# Request
Without omitting anything, return the records precisely as given.

# Data for this task
____________

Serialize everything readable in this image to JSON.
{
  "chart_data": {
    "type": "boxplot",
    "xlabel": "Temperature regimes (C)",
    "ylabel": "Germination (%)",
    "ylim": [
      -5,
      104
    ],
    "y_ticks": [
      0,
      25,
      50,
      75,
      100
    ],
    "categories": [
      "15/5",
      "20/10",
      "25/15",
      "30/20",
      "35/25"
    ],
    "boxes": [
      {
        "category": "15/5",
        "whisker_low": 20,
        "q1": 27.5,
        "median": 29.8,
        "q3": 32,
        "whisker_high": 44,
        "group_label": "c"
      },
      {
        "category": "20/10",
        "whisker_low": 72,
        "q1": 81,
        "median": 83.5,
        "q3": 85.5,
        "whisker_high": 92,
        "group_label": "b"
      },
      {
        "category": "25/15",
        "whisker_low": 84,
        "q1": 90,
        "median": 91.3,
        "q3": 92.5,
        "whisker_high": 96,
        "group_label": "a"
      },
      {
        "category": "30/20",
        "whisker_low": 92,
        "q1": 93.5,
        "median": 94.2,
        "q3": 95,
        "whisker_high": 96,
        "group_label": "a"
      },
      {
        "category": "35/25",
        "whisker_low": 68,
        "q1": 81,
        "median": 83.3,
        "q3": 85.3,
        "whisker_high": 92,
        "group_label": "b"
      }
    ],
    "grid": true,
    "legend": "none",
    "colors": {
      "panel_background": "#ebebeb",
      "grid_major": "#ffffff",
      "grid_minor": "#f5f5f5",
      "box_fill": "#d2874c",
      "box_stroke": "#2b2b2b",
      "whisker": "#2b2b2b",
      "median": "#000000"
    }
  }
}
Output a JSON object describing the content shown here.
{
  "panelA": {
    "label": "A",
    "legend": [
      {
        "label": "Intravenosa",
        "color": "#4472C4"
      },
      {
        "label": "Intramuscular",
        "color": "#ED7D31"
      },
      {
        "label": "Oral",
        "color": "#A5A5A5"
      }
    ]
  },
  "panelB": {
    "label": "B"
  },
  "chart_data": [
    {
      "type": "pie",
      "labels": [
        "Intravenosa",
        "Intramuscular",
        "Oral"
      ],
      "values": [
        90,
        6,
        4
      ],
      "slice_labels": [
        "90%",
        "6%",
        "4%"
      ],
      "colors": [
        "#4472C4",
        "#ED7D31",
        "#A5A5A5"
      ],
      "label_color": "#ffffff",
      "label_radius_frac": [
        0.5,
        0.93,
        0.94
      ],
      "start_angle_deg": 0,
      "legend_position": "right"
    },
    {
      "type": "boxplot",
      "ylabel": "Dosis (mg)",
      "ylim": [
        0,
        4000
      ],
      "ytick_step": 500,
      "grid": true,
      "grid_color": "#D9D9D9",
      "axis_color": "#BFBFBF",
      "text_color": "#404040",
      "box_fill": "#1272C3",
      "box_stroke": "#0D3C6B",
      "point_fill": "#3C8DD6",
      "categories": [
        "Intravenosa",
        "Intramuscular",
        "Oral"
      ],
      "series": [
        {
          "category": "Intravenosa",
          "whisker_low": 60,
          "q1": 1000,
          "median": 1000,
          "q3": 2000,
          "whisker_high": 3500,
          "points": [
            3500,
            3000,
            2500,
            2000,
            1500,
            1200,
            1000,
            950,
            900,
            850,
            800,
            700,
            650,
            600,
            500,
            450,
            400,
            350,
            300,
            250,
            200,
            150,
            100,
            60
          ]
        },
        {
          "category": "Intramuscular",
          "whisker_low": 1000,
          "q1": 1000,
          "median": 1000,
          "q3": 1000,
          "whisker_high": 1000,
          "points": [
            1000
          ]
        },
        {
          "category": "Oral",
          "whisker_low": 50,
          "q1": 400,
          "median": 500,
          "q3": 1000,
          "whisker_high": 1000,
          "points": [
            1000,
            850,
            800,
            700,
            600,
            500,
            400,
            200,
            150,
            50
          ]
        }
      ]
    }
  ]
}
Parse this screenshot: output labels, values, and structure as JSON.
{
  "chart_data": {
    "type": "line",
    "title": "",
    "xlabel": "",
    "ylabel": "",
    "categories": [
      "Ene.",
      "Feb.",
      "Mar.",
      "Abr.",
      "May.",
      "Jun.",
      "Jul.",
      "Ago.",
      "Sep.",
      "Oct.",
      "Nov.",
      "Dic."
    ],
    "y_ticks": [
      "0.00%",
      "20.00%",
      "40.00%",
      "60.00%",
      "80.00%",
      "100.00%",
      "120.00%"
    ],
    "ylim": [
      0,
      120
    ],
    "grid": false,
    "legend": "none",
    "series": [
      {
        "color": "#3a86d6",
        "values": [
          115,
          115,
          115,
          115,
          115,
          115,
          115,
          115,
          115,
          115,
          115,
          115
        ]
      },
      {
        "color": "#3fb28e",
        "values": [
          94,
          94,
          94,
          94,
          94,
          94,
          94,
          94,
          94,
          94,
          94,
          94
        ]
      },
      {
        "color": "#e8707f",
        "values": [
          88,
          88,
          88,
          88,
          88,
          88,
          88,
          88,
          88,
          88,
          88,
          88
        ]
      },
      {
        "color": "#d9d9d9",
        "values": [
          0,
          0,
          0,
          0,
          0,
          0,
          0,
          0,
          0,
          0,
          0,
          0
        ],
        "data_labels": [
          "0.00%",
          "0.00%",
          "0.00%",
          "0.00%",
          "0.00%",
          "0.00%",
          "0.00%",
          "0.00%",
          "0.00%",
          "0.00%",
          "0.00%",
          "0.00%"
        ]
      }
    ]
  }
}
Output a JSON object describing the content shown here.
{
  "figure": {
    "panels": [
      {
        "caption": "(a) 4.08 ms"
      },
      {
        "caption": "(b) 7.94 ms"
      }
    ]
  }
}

____________

# Right answer
Serialize everything readable in this image to JSON.
{
  "chart_data": {
    "type": "boxplot",
    "xlabel": "Temperature regimes (C)",
    "ylabel": "Germination (%)",
    "ylim": [
      -5,
      104
    ],
    "y_ticks": [
      0,
      25,
      50,
      75,
      100
    ],
    "categories": [
      "15/5",
      "20/10",
      "25/15",
      "30/20",
      "35/25"
    ],
    "boxes": [
      {
        "category": "15/5",
        "whisker_low": 20,
        "q1": 27.5,
        "median": 29.8,
        "q3": 32,
        "whisker_high": 44,
        "group_label": "c"
      },
      {
        "category": "20/10",
        "whisker_low": 72,
        "q1": 81,
        "median": 83.5,
        "q3": 85.5,
        "whisker_high": 92,
        "group_label": "b"
      },
      {
        "category": "25/15",
        "whisker_low": 84,
        "q1": 90,
        "median": 91.3,
        "q3": 92.5,
        "whisker_high": 96,
        "group_label": "a"
      },
      {
        "category": "30/20",
        "whisker_low": 92,
        "q1": 93.5,
        "median": 94.2,
        "q3": 95,
        "whisker_high": 96,
        "group_label": "a"
      },
      {
        "category": "35/25",
        "whisker_low": 68,
        "q1": 81,
        "median": 83.3,
        "q3": 85.3,
        "whisker_high": 92,
        "group_label": "b"
      }
    ],
    "grid": true,
    "legend": "none",
    "colors": {
      "panel_background": "#ebebeb",
      "grid_major": "#ffffff",
      "grid_minor": "#f5f5f5",
      "box_fill": "#d2874c",
      "box_stroke": "#2b2b2b",
      "whisker": "#2b2b2b",
      "median": "#000000"
    }
  }
}
Output a JSON object describing the content shown here.
{
  "panelA": {
    "label": "A",
    "legend": [
      {
        "label": "Intravenosa",
        "color": "#4472C4"
      },
      {
        "label": "Intramuscular",
        "color": "#ED7D31"
      },
      {
        "label": "Oral",
        "color": "#A5A5A5"
      }
    ]
  },
  "panelB": {
    "label": "B"
  },
  "chart_data": [
    {
      "type": "pie",
      "labels": [
        "Intravenosa",
        "Intramuscular",
        "Oral"
      ],
      "values": [
        90,
        6,
        4
      ],
      "slice_labels": [
        "90%",
        "6%",
        "4%"
      ],
      "colors": [
        "#4472C4",
        "#ED7D31",
        "#A5A5A5"
      ],
      "label_color": "#ffffff",
      "label_radius_frac": [
        0.5,
        0.93,
        0.94
      ],
      "start_angle_deg": 0,
      "legend_position": "right"
    },
    {
      "type": "boxplot",
      "ylabel": "Dosis (mg)",
      "ylim": [
        0,
        4000
      ],
      "ytick_step": 500,
      "grid": true,
      "grid_color": "#D9D9D9",
      "axis_color": "#BFBFBF",
      "text_color": "#404040",
      "box_fill": "#1272C3",
      "box_stroke": "#0D3C6B",
      "point_fill": "#3C8DD6",
      "categories": [
        "Intravenosa",
        "Intramuscular",
        "Oral"
      ],
      "series": [
        {
          "category": "Intravenosa",
          "whisker_low": 60,
          "q1": 1000,
          "median": 1000,
          "q3": 2000,
          "whisker_high": 3500,
          "points": [
            3500,
            3000,
            2500,
            2000,
            1500,
            1200,
            1000,
            950,
            900,
            850,
            800,
            700,
            650,
            600,
            500,
            450,
            400,
            350,
            300,
            250,
            200,
            150,
            100,
            60
          ]
        },
        {
          "category": "Intramuscular",
          "whisker_low": 1000,
          "q1": 1000,
          "median": 1000,
          "q3": 1000,
          "whisker_high": 1000,
          "points": [
            1000
          ]
        },
        {
          "category": "Oral",
          "whisker_low": 50,
          "q1": 400,
          "median": 500,
          "q3": 1000,
          "whisker_high": 1000,
          "points": [
            1000,
            850,
            800,
            700,
            600,
            500,
            400,
            200,
            150,
            50
          ]
        }
      ]
    }
  ]
}
Parse this screenshot: output labels, values, and structure as JSON.
{
  "chart_data": {
    "type": "line",
    "title": "",
    "xlabel": "",
    "ylabel": "",
    "categories": [
      "Ene.",
      "Feb.",
      "Mar.",
      "Abr.",
      "May.",
      "Jun.",
      "Jul.",
      "Ago.",
      "Sep.",
      "Oct.",
      "Nov.",
      "Dic."
    ],
    "y_ticks": [
      "0.00%",
      "20.00%",
      "40.00%",
      "60.00%",
      "80.00%",
      "100.00%",
      "120.00%"
    ],
    "ylim": [
      0,
      120
    ],
    "grid": false,
    "legend": "none",
    "series": [
      {
        "color": "#3a86d6",
        "values": [
          115,
          115,
          115,
          115,
          115,
          115,
          115,
          115,
          115,
          115,
          115,
          115
        ]
      },
      {
        "color": "#3fb28e",
        "values": [
          94,
          94,
          94,
          94,
          94,
          94,
          94,
          94,
          94,
          94,
          94,
          94
        ]
      },
      {
        "color": "#e8707f",
        "values": [
          88,
          88,
          88,
          88,
          88,
          88,
          88,
          88,
          88,
          88,
          88,
          88
        ]
      },
      {
        "color": "#d9d9d9",
        "values": [
          0,
          0,
          0,
          0,
          0,
          0,
          0,
          0,
          0,
          0,
          0,
          0
        ],
        "data_labels": [
          "0.00%",
          "0.00%",
          "0.00%",
          "0.00%",
          "0.00%",
          "0.00%",
          "0.00%",
          "0.00%",
          "0.00%",
          "0.00%",
          "0.00%",
          "0.00%"
        ]
      }
    ]
  }
}
Output a JSON object describing the content shown here.
{
  "figure": {
    "panels": [
      {
        "caption": "(a) 4.08 ms"
      },
      {
        "caption": "(b) 7.94 ms"
      }
    ]
  }
}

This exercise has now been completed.